Items:

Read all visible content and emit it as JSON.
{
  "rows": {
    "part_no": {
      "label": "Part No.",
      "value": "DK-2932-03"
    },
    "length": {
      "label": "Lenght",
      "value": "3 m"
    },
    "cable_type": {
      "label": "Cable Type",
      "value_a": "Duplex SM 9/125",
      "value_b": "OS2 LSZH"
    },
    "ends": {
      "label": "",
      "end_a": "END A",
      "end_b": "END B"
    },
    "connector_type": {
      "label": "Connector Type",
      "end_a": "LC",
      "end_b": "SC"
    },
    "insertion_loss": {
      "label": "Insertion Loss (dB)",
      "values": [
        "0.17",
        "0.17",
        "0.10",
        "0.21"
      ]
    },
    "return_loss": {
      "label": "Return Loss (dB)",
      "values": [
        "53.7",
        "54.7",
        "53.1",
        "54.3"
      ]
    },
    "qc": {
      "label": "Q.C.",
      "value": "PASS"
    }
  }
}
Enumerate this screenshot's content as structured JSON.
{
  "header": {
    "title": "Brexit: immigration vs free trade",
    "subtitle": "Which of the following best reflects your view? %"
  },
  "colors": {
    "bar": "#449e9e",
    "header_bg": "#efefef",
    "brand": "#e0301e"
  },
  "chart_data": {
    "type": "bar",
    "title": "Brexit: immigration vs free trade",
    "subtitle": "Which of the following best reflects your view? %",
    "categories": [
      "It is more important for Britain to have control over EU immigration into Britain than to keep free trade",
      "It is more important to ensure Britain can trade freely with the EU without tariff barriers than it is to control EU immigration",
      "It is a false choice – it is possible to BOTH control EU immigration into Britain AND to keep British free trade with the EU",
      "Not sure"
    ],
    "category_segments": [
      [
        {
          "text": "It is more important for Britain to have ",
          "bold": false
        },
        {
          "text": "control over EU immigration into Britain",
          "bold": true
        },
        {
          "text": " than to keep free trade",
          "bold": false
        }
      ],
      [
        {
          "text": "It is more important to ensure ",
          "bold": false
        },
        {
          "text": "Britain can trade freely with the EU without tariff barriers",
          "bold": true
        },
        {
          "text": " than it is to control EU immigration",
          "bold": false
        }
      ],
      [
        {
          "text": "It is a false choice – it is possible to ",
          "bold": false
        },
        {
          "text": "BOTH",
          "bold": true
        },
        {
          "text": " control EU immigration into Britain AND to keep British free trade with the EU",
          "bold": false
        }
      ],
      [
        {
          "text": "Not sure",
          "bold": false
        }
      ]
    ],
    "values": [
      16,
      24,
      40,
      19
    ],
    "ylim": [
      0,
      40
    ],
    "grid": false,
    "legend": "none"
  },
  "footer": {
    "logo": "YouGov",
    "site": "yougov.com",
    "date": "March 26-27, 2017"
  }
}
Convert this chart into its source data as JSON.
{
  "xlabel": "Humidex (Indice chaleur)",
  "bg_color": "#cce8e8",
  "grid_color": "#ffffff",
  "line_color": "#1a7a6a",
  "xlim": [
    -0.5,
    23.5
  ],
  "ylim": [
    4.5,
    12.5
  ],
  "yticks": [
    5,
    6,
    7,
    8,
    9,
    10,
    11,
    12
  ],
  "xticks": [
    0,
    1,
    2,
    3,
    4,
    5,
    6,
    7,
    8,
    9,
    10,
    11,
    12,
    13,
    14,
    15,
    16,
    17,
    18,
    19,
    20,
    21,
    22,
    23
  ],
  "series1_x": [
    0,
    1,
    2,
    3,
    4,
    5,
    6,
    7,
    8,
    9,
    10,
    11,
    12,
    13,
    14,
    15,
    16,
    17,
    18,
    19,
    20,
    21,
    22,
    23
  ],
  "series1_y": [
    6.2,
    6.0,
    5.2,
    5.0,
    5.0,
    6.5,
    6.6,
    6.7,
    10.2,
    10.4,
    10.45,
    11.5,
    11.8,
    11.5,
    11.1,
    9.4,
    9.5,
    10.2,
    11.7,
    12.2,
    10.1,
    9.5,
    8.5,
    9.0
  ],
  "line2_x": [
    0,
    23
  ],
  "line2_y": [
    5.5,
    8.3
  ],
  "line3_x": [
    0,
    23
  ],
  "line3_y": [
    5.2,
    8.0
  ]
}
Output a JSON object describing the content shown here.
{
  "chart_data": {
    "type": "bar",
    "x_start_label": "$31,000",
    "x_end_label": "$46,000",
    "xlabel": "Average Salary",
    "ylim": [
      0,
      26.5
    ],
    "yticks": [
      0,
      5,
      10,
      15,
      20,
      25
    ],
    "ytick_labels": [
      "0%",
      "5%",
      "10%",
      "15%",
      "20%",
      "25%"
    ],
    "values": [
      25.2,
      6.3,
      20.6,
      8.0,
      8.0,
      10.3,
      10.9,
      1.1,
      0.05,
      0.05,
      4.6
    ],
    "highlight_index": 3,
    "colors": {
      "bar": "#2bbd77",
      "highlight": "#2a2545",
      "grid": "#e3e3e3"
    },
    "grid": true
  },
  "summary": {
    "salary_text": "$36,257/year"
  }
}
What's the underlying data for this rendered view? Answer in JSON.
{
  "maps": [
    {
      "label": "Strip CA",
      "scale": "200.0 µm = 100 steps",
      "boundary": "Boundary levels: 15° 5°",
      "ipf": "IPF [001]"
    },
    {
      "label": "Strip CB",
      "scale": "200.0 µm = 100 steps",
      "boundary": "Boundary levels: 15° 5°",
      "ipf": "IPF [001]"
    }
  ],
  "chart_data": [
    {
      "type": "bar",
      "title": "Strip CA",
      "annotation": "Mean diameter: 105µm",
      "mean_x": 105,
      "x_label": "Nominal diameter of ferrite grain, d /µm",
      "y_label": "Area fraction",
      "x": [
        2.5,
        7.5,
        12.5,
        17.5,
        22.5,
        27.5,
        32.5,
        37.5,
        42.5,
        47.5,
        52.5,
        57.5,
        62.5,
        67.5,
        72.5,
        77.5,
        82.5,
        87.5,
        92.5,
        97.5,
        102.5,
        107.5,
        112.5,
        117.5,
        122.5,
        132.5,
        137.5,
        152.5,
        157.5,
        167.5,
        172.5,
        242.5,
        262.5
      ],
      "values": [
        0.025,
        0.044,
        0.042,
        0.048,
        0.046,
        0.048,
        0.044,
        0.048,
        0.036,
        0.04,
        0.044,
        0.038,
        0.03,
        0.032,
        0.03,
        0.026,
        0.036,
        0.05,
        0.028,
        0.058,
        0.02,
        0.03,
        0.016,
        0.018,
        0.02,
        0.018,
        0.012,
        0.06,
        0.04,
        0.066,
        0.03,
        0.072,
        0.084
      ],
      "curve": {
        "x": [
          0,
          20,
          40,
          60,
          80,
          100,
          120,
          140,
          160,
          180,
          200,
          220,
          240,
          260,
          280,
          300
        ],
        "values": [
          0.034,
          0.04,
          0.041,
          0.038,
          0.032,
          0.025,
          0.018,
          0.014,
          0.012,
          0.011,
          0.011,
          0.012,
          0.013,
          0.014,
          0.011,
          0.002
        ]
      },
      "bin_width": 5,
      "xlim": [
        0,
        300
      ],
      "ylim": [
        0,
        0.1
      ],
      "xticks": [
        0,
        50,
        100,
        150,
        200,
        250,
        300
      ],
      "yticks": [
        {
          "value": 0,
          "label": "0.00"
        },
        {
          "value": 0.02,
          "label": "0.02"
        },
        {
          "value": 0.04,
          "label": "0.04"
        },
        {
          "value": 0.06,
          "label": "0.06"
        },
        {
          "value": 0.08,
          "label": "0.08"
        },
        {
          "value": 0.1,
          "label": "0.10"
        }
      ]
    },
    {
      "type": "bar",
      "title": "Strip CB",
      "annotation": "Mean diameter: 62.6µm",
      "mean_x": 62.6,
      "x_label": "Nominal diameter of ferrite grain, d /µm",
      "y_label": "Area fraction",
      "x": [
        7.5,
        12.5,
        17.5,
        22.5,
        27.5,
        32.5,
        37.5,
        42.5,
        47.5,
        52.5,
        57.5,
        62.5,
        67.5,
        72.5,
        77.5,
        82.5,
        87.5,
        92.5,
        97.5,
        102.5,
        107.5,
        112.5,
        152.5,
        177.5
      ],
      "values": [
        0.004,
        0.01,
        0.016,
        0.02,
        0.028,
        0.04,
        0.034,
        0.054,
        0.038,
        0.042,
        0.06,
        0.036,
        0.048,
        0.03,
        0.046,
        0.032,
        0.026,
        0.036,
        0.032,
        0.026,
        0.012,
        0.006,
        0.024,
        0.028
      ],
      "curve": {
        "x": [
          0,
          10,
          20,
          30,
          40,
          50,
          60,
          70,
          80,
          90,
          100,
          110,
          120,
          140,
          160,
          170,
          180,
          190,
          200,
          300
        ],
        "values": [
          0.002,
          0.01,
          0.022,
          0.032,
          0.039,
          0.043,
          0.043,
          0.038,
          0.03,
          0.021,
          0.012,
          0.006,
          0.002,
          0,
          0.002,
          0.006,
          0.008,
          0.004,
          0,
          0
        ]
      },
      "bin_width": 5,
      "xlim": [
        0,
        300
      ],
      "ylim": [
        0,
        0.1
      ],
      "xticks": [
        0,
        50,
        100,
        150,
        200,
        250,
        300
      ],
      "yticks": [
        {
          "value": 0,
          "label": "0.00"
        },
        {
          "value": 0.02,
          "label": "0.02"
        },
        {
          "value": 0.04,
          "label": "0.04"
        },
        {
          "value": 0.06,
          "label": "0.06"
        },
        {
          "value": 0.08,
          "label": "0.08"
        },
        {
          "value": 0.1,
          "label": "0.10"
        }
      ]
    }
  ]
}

Given problem:
Using the records above, select and copy every line that has the word "best".

The completed task:
    "subtitle": "Which of the following best reflects your view? %"
    "subtitle": "Which of the following best reflects your view? %",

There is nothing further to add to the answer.